INSTRUCTIONS FOR THE TASK: In the listing below, locate the lines bearing the word "JSON". Copy every one of them.

(Figure record listings)

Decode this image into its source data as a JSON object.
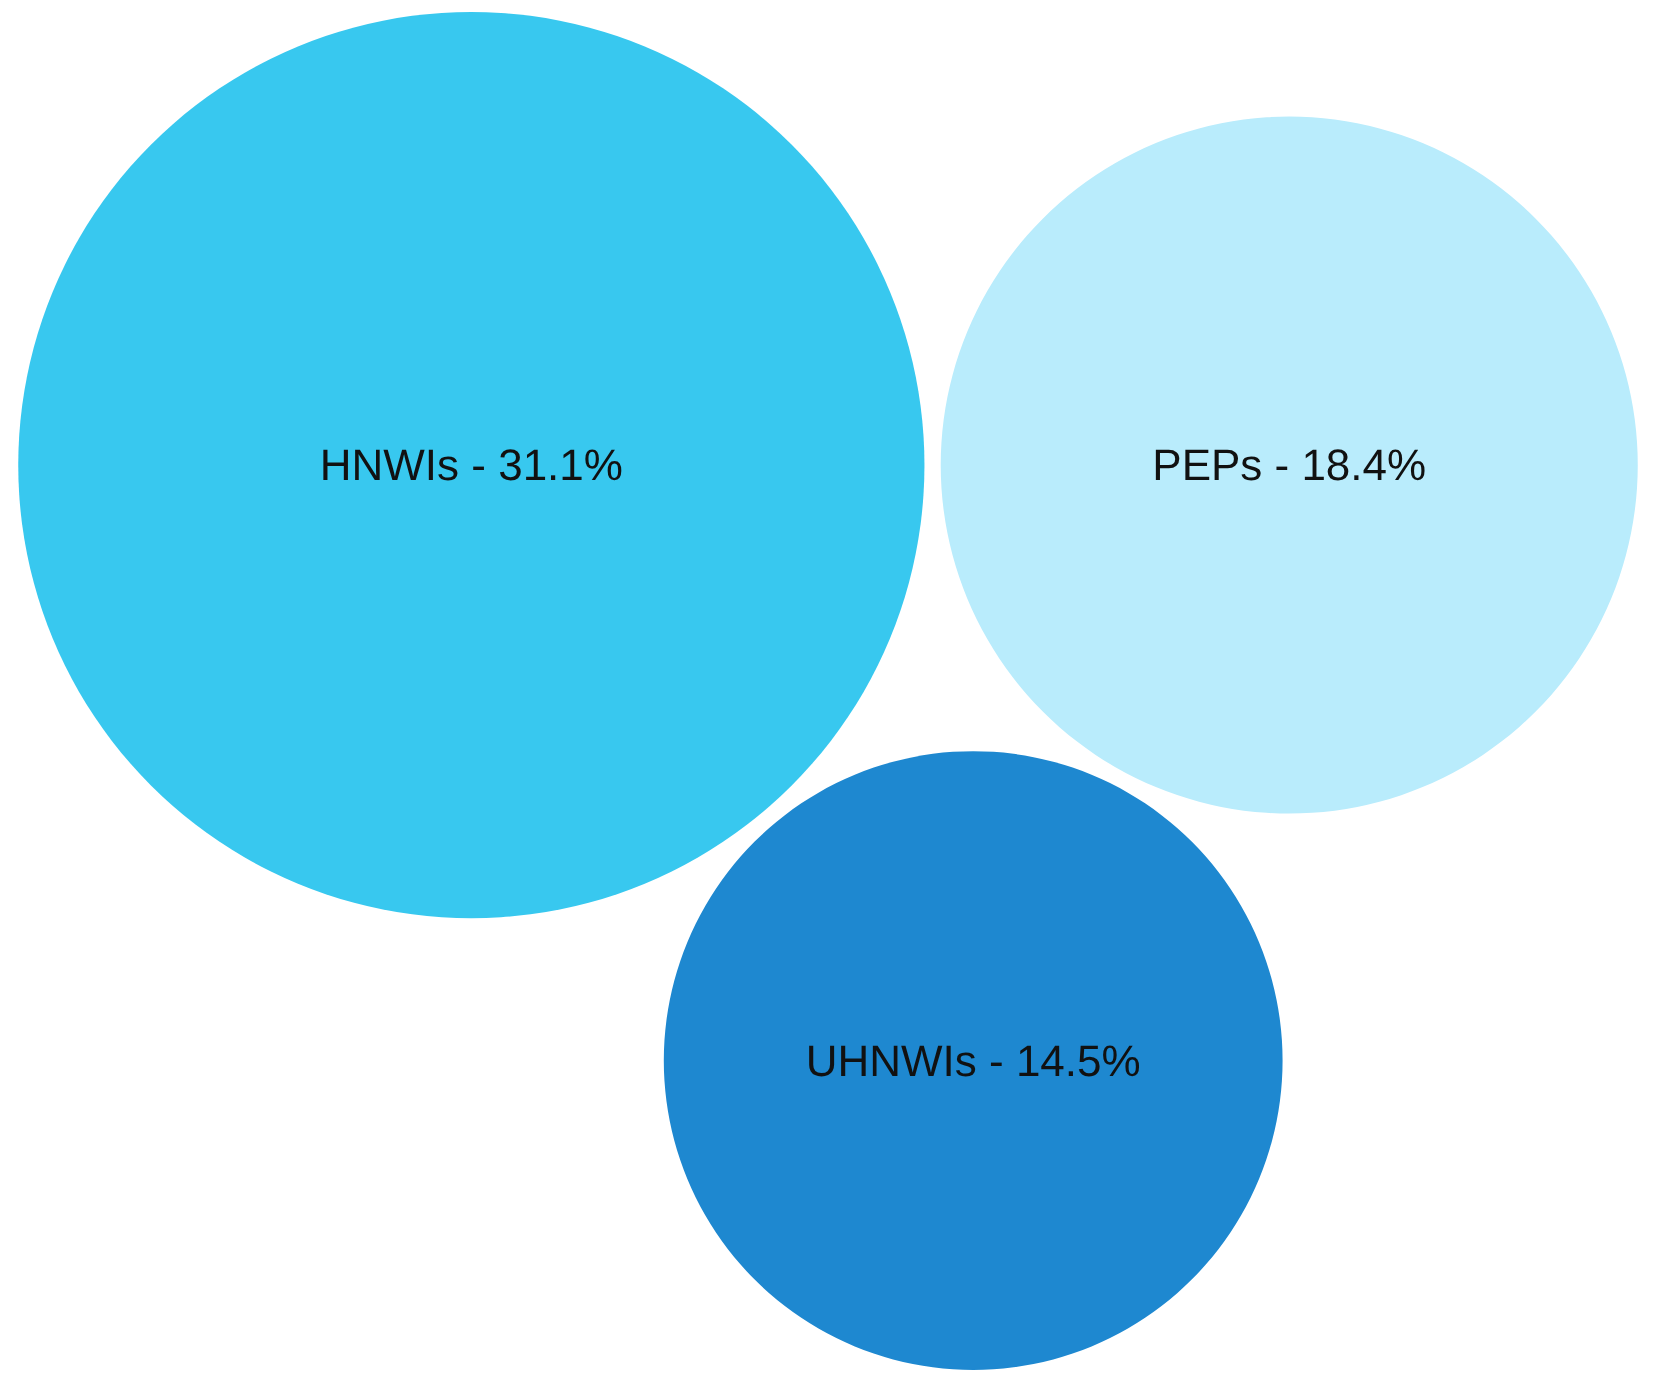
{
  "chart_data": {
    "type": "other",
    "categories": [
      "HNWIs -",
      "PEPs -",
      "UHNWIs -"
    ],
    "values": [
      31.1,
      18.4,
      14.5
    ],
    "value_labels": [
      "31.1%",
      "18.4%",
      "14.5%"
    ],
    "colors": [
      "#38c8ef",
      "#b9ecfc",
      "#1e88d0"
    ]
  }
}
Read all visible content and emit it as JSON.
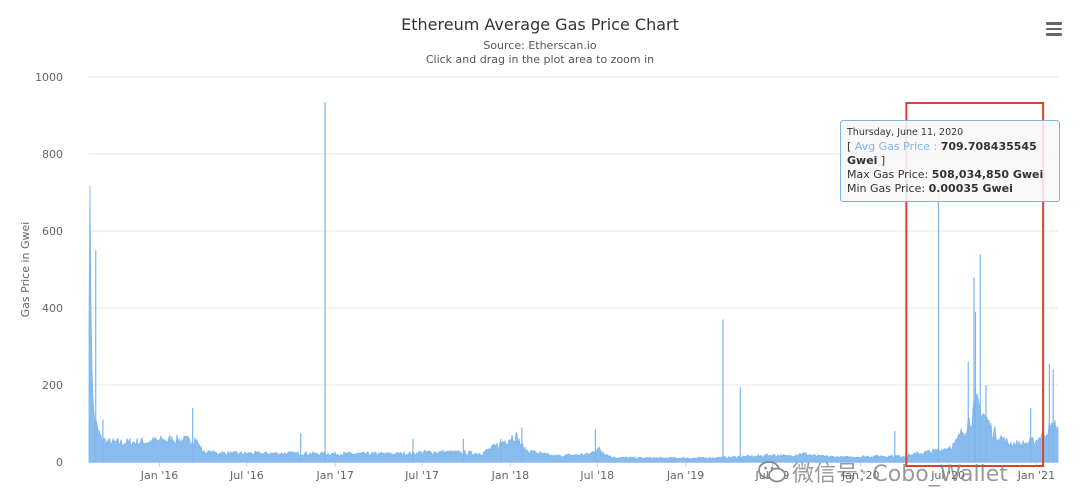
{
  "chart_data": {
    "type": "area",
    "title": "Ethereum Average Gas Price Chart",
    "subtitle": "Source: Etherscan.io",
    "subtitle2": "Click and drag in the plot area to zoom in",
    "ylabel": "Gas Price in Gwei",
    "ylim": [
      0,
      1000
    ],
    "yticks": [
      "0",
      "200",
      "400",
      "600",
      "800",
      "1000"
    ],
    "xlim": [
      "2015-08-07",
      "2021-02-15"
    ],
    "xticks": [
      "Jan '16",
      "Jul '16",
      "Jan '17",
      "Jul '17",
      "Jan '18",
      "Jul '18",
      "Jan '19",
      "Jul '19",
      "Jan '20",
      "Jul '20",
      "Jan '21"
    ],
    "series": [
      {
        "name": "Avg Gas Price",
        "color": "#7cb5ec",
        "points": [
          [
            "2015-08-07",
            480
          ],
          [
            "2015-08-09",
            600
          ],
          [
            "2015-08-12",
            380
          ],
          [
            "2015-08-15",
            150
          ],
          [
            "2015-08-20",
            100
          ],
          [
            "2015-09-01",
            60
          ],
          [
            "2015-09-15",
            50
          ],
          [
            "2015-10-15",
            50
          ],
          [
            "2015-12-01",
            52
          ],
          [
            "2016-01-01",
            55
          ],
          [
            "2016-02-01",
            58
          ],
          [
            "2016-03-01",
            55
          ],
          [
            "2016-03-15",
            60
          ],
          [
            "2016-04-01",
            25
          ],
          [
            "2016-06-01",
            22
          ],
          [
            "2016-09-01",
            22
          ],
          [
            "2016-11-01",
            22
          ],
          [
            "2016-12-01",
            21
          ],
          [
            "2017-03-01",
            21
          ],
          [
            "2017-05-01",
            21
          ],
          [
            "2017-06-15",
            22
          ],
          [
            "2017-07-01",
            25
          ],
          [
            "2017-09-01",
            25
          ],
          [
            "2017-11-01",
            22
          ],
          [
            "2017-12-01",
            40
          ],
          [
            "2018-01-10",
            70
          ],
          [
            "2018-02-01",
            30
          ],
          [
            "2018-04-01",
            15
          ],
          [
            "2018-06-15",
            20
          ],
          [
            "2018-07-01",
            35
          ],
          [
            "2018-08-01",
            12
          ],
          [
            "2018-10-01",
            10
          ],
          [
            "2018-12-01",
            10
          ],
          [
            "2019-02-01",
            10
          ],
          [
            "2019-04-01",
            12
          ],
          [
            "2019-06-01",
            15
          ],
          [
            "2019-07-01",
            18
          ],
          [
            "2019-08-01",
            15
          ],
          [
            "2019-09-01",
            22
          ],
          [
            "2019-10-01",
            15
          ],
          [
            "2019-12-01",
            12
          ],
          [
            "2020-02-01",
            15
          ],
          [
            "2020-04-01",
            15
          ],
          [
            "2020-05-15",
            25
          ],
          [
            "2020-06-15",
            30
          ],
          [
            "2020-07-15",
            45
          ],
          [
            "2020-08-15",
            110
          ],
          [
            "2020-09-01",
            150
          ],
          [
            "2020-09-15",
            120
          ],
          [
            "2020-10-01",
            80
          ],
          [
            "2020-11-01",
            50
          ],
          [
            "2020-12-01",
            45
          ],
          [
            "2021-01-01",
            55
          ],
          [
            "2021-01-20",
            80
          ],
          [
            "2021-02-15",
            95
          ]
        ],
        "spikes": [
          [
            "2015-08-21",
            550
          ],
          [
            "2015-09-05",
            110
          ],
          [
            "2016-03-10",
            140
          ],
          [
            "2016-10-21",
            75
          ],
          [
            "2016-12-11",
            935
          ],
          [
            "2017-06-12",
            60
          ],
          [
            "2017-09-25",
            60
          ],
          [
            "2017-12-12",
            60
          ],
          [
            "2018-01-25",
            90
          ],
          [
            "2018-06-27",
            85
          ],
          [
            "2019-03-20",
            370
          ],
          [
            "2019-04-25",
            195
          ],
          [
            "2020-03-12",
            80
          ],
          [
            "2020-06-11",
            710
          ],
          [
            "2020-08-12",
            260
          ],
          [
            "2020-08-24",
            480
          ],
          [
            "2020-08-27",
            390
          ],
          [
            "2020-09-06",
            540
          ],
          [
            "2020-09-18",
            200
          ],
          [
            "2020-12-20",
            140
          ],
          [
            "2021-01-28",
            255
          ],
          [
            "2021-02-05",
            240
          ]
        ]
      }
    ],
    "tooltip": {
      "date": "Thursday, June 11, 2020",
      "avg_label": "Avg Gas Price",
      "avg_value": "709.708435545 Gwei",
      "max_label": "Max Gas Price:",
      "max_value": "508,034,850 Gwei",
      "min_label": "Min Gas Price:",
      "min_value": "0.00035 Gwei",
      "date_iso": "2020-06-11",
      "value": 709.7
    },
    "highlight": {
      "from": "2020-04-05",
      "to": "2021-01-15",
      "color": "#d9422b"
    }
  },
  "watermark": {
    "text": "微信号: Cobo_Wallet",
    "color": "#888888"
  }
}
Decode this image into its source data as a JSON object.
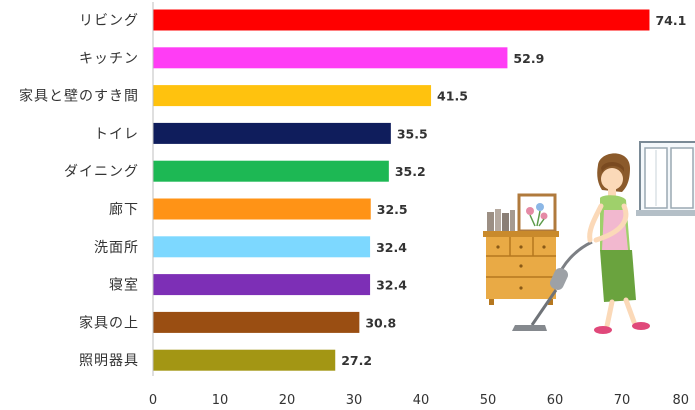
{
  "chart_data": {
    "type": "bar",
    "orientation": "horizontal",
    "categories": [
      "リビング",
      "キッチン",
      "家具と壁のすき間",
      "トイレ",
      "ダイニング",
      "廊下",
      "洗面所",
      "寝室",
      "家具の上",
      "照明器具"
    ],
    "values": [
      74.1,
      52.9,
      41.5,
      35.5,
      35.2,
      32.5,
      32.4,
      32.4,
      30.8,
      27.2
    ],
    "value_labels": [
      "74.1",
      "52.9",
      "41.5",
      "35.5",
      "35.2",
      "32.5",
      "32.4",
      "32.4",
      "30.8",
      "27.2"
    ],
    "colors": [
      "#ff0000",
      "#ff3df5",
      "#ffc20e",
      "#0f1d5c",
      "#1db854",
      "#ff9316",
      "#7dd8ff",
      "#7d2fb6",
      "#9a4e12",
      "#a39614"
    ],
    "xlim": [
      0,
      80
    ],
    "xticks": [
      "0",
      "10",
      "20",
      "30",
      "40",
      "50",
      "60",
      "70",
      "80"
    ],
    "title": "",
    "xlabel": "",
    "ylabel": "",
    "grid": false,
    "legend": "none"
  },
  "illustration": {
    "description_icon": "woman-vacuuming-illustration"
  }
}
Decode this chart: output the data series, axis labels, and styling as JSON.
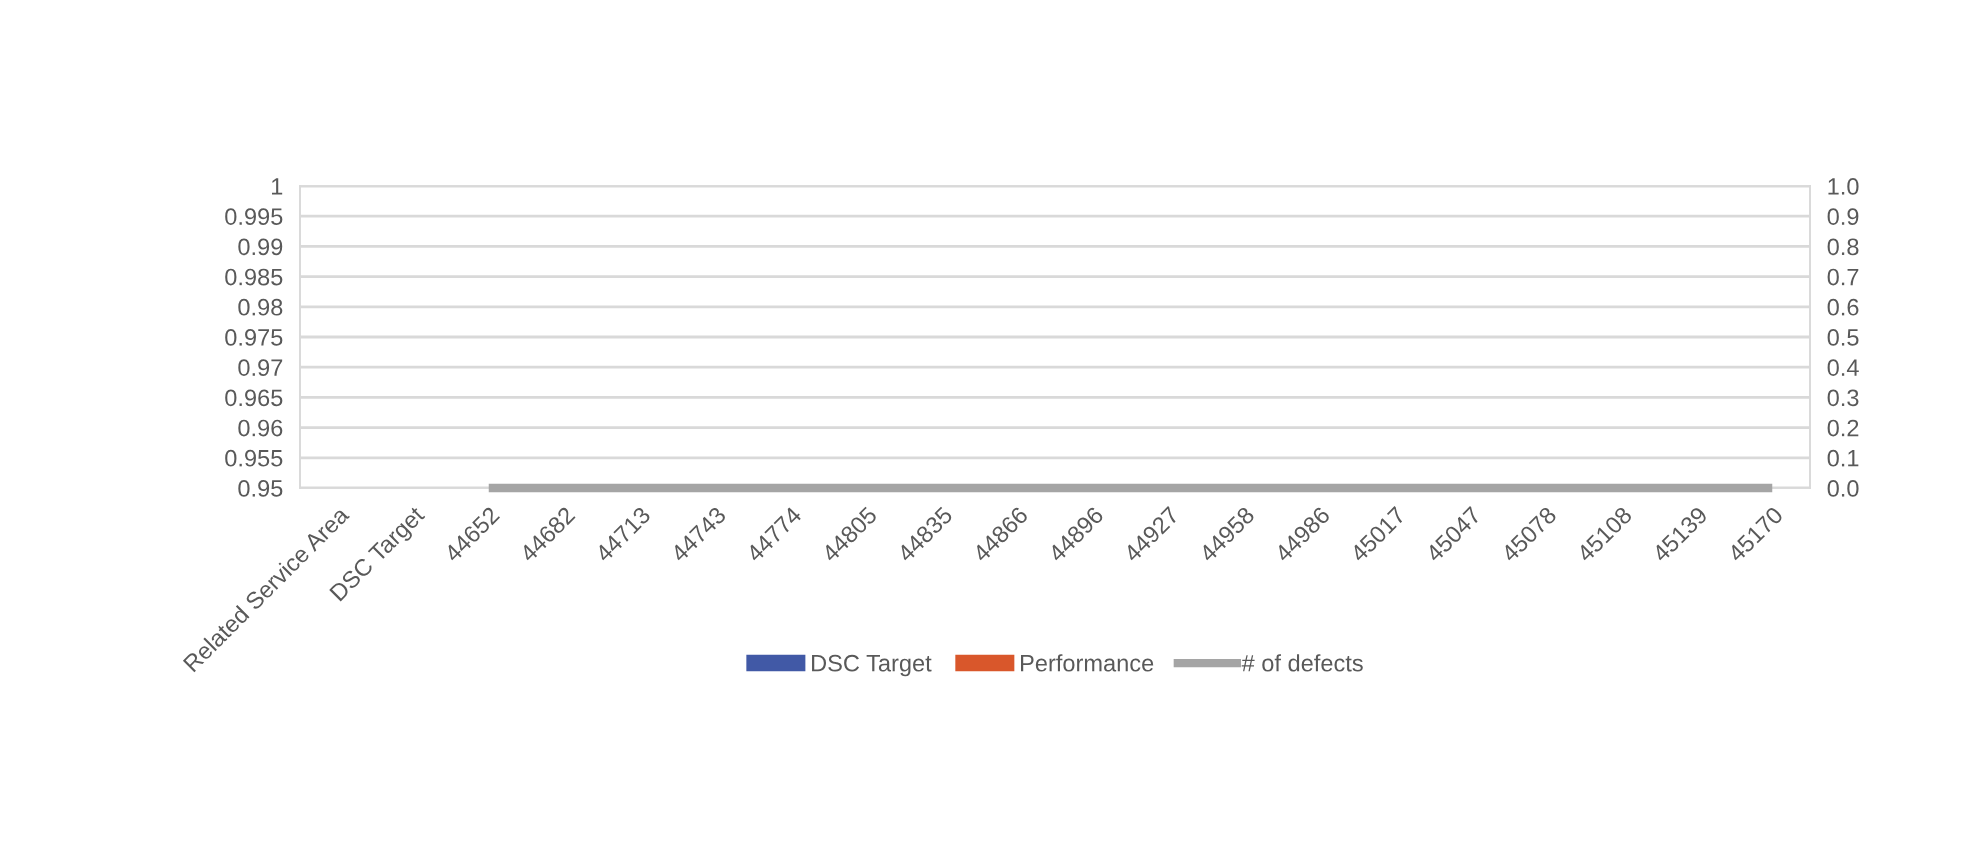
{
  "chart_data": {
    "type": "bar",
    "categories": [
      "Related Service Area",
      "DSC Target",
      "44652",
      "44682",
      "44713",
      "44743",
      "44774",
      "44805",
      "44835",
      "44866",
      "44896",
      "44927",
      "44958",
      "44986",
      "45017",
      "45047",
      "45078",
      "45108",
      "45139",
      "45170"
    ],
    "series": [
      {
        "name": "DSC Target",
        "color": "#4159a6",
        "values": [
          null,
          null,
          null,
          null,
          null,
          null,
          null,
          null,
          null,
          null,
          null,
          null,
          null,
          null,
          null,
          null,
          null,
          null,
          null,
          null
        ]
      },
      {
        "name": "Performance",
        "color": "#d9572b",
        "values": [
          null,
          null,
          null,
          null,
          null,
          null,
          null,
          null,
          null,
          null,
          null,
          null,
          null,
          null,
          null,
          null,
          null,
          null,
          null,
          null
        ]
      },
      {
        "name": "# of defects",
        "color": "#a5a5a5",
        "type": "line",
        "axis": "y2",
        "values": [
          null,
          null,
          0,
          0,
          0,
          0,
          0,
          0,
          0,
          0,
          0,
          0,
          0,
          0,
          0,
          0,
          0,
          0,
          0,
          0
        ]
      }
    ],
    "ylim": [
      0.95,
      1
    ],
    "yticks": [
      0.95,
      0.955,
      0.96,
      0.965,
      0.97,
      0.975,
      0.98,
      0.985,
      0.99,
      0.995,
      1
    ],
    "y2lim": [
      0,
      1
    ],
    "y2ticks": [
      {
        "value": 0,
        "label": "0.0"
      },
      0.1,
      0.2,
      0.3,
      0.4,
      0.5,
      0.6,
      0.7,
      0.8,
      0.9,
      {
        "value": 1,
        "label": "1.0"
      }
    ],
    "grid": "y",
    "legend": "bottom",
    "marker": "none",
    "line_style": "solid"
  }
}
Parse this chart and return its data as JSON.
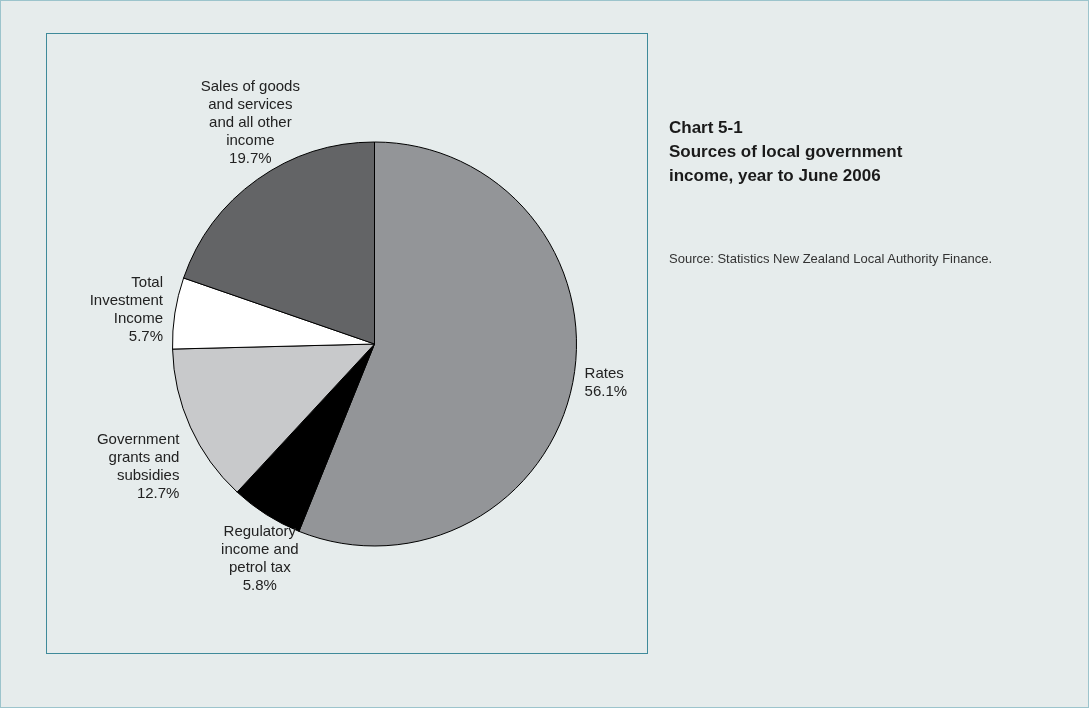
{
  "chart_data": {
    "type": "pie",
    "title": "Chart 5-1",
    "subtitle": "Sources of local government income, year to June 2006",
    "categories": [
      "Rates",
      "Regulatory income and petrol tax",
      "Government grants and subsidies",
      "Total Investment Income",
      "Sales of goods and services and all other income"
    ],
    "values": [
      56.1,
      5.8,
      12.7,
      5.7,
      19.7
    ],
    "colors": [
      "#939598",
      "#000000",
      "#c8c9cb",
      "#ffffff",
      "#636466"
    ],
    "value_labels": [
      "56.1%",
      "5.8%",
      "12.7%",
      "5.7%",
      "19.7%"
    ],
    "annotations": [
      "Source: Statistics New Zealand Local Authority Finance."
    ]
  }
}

ANSWER IN FULL:
Decode this image into its source data as a JSON object.
Read all visible content and emit it as JSON.
Decode this image into its source data as a JSON object.
Decode this chart: output the data series, axis labels, and styling as JSON.
Parse this chart and return its data as JSON.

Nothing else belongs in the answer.